Goal of the exercise: Retype everything from the very start of the entries down to and including the line that contains "y-tick-label: 90 (538, 266, 552, 280)", character for character.

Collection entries
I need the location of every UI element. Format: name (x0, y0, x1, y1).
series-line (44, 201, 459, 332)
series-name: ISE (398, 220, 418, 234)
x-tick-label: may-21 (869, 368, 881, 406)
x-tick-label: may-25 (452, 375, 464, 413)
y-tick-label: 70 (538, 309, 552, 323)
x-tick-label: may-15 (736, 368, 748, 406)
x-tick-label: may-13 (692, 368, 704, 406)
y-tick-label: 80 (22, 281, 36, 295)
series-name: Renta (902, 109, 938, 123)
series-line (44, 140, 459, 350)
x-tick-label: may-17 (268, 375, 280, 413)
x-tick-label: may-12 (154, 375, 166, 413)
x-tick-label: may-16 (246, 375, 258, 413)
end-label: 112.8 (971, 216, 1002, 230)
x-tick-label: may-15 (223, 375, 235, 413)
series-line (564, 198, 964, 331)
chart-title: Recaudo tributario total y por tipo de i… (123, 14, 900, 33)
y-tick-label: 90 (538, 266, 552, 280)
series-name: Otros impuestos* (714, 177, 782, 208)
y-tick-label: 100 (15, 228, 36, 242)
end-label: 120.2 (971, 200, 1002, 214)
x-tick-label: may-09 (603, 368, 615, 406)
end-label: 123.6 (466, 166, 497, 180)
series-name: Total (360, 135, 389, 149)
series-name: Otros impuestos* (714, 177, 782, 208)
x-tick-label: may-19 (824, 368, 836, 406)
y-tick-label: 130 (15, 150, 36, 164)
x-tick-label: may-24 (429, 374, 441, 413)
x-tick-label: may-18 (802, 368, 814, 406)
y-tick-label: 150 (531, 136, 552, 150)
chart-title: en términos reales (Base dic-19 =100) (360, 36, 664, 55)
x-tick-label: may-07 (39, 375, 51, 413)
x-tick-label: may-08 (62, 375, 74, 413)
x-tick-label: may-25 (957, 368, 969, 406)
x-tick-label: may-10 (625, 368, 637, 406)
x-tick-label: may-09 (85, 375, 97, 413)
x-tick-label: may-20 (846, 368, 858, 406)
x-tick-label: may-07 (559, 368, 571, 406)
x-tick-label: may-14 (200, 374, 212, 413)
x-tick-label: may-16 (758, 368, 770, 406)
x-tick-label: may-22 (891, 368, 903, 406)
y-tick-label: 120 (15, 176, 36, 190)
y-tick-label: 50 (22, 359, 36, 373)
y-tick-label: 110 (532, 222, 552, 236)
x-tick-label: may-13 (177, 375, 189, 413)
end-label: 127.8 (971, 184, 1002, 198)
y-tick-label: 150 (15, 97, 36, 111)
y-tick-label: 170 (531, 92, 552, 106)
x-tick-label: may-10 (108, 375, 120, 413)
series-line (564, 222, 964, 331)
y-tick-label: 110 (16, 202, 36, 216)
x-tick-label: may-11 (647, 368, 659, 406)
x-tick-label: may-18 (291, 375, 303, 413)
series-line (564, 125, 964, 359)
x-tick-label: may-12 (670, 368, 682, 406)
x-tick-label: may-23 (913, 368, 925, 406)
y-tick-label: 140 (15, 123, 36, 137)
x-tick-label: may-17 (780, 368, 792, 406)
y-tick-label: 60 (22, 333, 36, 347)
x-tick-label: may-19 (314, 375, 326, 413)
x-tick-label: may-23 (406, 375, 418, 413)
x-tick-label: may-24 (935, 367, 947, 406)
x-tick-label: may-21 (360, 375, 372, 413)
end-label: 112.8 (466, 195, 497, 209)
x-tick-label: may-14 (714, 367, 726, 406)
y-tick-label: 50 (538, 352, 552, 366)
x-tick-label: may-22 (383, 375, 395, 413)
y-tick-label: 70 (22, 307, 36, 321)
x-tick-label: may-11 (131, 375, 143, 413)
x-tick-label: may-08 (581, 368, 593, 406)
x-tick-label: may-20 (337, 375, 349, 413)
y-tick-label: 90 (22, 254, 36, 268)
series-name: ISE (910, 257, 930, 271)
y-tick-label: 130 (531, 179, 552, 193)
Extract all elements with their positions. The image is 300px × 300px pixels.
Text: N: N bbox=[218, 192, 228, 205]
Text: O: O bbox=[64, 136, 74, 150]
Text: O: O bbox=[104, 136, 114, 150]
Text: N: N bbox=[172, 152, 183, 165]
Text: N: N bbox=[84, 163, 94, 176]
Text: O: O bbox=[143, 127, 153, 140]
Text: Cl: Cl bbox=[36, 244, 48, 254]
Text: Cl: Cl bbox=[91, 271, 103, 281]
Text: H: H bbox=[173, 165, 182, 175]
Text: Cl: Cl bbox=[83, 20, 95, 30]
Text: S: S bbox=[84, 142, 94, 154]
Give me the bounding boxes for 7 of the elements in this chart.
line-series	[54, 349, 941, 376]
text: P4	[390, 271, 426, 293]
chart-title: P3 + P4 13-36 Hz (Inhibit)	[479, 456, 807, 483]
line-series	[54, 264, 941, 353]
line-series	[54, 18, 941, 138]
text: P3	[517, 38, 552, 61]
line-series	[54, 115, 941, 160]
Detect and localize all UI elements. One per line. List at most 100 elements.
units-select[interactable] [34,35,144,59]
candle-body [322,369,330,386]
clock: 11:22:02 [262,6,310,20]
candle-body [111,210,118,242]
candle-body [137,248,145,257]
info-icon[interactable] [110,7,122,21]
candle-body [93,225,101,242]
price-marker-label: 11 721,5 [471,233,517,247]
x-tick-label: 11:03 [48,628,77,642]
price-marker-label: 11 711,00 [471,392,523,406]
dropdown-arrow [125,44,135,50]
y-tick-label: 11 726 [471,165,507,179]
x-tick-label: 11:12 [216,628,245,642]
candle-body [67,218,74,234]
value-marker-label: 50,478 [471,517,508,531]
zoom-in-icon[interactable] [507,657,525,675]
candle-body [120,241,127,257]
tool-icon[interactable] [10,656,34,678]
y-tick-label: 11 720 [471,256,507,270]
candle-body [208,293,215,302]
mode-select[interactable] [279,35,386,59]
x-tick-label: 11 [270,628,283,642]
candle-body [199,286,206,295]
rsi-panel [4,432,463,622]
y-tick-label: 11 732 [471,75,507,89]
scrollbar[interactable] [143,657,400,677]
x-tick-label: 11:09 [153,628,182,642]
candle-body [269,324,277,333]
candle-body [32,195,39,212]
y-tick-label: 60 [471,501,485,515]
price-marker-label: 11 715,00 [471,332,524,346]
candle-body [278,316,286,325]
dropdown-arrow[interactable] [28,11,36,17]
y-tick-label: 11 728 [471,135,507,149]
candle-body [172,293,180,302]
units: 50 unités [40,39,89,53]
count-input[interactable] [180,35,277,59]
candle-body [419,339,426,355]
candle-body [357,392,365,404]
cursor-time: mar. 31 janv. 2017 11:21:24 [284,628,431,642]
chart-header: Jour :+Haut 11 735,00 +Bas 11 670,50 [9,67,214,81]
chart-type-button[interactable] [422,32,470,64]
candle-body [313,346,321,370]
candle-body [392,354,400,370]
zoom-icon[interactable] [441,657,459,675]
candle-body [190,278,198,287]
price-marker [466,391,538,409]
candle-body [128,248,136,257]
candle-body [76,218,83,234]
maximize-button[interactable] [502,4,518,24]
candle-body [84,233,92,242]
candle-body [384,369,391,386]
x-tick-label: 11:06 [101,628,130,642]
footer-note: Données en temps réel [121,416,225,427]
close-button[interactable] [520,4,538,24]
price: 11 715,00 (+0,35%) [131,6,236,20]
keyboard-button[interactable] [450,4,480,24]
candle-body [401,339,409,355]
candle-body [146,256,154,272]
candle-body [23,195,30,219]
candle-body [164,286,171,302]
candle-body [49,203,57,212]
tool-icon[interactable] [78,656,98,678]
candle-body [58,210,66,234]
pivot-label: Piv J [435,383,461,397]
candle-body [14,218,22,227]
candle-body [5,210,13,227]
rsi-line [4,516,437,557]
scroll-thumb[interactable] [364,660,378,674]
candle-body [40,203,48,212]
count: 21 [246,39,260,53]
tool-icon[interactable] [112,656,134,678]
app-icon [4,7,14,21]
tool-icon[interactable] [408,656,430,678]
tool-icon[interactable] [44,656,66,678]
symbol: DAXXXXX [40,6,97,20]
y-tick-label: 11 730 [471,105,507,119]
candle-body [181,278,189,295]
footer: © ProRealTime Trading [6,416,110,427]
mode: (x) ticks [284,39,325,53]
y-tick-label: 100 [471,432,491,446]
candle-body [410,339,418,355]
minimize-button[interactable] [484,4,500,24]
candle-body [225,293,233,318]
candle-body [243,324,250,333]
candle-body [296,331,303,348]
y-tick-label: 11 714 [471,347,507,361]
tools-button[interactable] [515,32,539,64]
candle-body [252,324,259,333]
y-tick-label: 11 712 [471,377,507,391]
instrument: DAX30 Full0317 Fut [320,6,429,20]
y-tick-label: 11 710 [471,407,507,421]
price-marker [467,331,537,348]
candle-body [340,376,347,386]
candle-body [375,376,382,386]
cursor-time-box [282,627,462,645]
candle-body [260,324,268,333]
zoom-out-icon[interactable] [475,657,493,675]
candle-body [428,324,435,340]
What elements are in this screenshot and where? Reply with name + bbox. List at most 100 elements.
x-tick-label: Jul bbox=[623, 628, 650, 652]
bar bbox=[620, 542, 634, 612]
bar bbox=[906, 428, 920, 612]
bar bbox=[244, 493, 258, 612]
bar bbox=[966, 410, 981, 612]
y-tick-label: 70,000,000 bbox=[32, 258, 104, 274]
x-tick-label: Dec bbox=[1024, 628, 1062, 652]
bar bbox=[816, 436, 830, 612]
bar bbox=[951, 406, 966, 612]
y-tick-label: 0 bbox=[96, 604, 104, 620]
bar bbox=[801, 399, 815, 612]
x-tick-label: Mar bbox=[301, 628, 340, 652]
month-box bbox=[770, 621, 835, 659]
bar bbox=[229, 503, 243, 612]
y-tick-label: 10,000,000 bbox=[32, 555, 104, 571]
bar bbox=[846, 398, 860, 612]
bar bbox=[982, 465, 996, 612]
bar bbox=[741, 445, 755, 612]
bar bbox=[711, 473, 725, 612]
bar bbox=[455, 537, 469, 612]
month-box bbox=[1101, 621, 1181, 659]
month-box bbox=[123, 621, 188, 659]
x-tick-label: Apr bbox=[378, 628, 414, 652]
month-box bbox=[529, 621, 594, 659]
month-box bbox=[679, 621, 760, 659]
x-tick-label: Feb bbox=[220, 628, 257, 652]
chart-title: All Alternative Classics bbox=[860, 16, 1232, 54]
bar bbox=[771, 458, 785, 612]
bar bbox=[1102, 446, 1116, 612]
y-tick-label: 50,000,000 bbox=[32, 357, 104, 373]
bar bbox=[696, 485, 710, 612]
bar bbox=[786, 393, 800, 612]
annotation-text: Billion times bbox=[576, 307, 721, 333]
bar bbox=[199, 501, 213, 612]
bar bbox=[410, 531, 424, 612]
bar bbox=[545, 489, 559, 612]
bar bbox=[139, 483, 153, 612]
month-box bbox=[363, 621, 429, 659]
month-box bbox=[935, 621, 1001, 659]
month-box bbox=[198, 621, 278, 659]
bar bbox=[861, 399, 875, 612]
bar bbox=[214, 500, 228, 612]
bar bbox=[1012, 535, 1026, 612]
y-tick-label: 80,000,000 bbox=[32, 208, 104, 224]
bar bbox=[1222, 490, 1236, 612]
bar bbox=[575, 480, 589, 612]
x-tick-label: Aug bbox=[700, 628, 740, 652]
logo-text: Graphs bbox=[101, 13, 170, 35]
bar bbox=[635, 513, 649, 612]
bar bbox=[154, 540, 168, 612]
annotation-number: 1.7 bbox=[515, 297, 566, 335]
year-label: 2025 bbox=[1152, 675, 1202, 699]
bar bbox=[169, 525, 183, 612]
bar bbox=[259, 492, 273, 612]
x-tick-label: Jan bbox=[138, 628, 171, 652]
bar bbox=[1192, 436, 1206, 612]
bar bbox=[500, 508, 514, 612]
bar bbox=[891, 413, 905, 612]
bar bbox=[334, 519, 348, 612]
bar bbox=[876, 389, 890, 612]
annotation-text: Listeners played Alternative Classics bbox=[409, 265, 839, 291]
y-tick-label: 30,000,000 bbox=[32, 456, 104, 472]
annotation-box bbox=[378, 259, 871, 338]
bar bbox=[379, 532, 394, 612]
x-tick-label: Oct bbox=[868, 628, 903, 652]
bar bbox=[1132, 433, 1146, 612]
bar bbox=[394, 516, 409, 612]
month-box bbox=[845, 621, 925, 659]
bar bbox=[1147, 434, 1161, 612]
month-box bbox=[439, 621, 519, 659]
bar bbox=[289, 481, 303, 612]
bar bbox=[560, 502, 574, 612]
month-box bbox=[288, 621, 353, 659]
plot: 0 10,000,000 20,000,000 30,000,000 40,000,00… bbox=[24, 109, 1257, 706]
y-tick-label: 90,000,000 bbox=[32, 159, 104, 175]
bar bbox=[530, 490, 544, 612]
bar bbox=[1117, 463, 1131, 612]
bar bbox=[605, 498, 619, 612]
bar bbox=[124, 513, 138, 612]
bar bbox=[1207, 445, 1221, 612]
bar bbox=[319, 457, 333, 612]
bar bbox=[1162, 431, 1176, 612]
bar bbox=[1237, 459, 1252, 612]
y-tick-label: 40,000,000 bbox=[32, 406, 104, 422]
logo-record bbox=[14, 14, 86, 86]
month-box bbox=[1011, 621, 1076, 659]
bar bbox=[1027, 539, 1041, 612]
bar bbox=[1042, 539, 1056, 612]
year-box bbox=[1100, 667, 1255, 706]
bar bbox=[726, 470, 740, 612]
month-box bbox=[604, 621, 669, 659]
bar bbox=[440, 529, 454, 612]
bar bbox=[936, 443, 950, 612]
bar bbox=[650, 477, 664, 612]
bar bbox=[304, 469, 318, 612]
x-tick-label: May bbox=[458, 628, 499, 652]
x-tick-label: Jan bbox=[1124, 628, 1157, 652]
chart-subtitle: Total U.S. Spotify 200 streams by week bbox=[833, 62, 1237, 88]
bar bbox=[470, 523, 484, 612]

Answer to the problem:
I need the location of every UI element. Format: name (x0, y0, x1, y1).
series-line (44, 201, 459, 332)
series-name: ISE (398, 220, 418, 234)
x-tick-label: may-21 (869, 368, 881, 406)
x-tick-label: may-25 (452, 375, 464, 413)
y-tick-label: 70 (538, 309, 552, 323)
x-tick-label: may-15 (736, 368, 748, 406)
x-tick-label: may-13 (692, 368, 704, 406)
y-tick-label: 80 (22, 281, 36, 295)
series-name: Renta (902, 109, 938, 123)
series-line (44, 140, 459, 350)
x-tick-label: may-17 (268, 375, 280, 413)
x-tick-label: may-12 (154, 375, 166, 413)
x-tick-label: may-16 (246, 375, 258, 413)
end-label: 112.8 (971, 216, 1002, 230)
x-tick-label: may-15 (223, 375, 235, 413)
series-line (564, 198, 964, 331)
chart-title: Recaudo tributario total y por tipo de i… (123, 14, 900, 33)
y-tick-label: 90 (538, 266, 552, 280)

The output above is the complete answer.